Stored items:
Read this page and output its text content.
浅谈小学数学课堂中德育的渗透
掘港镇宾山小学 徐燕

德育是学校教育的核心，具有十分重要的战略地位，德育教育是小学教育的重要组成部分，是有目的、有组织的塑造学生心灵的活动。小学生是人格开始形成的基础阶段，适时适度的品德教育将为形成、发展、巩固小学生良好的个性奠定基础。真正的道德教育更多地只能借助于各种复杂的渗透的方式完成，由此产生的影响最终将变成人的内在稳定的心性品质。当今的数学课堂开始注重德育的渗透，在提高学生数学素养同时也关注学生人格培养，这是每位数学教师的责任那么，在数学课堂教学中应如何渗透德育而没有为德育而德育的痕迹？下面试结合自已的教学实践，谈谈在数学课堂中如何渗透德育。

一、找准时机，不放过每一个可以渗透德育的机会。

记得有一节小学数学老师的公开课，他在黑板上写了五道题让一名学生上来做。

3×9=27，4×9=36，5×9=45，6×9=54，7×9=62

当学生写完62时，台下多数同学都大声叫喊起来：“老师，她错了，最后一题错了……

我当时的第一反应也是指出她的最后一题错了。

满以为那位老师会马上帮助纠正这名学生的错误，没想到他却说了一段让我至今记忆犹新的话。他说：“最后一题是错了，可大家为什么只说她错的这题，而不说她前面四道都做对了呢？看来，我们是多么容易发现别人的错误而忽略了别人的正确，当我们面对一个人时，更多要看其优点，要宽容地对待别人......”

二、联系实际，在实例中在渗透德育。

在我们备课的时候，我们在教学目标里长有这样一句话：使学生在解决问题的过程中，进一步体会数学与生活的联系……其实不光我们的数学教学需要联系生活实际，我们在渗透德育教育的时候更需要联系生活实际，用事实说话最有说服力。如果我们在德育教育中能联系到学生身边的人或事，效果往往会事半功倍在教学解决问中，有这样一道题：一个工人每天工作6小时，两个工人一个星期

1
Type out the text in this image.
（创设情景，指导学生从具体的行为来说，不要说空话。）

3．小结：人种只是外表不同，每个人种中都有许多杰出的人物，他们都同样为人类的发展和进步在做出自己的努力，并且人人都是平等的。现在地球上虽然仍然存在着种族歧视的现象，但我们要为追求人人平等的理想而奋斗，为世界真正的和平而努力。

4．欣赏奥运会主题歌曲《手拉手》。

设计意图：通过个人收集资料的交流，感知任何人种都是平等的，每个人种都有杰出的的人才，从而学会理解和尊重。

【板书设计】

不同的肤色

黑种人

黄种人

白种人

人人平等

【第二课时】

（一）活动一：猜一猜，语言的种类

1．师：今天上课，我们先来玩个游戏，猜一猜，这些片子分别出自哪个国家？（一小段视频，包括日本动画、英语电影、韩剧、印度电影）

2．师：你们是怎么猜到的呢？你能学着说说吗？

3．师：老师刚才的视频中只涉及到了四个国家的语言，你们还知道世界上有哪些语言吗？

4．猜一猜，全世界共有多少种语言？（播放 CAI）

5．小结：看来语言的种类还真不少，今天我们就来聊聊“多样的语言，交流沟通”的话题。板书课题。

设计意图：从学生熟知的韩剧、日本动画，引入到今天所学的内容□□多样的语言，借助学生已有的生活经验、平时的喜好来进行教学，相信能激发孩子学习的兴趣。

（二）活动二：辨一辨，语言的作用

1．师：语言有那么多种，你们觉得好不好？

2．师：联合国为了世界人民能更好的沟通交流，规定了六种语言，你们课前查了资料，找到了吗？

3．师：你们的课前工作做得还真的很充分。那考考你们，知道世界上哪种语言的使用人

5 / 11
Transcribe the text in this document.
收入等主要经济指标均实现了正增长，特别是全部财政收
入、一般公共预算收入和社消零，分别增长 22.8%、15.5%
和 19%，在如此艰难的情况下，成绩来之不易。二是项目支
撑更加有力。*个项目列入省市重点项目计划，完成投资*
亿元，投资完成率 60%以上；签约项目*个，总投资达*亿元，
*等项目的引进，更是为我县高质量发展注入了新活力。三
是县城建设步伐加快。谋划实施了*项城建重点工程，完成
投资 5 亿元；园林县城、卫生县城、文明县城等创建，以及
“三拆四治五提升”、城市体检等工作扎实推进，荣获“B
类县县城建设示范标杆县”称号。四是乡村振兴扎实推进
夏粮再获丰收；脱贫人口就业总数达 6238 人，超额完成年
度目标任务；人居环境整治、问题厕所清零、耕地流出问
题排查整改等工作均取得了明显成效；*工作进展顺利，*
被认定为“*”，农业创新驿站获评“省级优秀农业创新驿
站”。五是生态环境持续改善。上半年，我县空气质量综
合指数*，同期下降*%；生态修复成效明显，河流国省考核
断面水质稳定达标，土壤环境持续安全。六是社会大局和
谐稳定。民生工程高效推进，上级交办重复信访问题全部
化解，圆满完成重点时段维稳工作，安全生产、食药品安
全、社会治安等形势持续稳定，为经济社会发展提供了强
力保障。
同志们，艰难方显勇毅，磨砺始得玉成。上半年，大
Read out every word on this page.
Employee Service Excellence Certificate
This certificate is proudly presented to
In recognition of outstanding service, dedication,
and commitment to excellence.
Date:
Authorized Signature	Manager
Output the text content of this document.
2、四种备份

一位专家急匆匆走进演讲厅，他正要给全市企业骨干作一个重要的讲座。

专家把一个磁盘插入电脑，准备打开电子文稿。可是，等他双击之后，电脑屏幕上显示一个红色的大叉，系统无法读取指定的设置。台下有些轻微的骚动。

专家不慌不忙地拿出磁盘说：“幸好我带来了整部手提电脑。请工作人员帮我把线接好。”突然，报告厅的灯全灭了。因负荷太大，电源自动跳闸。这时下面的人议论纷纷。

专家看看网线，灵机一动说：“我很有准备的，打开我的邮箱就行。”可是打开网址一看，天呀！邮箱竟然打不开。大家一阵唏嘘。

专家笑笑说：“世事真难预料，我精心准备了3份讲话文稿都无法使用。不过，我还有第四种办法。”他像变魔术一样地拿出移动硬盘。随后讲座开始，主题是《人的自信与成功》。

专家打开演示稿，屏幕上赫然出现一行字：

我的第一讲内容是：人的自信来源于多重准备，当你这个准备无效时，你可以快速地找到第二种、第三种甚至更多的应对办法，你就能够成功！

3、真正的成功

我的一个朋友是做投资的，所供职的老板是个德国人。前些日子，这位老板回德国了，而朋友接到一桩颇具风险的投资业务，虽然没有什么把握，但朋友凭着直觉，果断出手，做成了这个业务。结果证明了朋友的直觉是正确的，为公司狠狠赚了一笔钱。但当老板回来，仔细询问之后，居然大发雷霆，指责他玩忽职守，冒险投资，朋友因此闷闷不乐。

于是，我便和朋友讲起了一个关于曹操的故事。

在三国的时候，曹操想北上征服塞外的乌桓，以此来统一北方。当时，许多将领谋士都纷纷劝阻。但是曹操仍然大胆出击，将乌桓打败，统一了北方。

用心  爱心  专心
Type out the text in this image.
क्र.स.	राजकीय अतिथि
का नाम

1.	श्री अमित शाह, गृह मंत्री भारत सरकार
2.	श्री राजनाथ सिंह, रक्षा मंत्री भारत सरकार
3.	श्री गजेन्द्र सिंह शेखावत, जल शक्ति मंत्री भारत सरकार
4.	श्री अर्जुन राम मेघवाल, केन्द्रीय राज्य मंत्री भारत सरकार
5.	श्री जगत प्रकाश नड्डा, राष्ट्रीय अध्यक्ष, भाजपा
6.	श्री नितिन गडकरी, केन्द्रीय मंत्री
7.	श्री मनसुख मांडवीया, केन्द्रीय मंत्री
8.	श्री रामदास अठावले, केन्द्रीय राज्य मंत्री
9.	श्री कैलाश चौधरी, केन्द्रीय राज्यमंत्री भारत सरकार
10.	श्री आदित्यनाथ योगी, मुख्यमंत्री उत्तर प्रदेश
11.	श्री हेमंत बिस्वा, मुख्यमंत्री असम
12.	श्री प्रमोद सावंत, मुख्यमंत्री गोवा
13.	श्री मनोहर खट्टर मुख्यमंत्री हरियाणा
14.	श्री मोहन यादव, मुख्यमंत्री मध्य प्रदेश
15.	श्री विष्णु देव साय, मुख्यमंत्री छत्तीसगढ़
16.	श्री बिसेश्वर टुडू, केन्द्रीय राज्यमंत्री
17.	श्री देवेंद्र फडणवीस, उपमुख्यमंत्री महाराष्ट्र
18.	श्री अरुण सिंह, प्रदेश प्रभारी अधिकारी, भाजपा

**Given problem**
Note how many lines in the listing above hold the string "document", then give only that figure.

**Worked answer**
2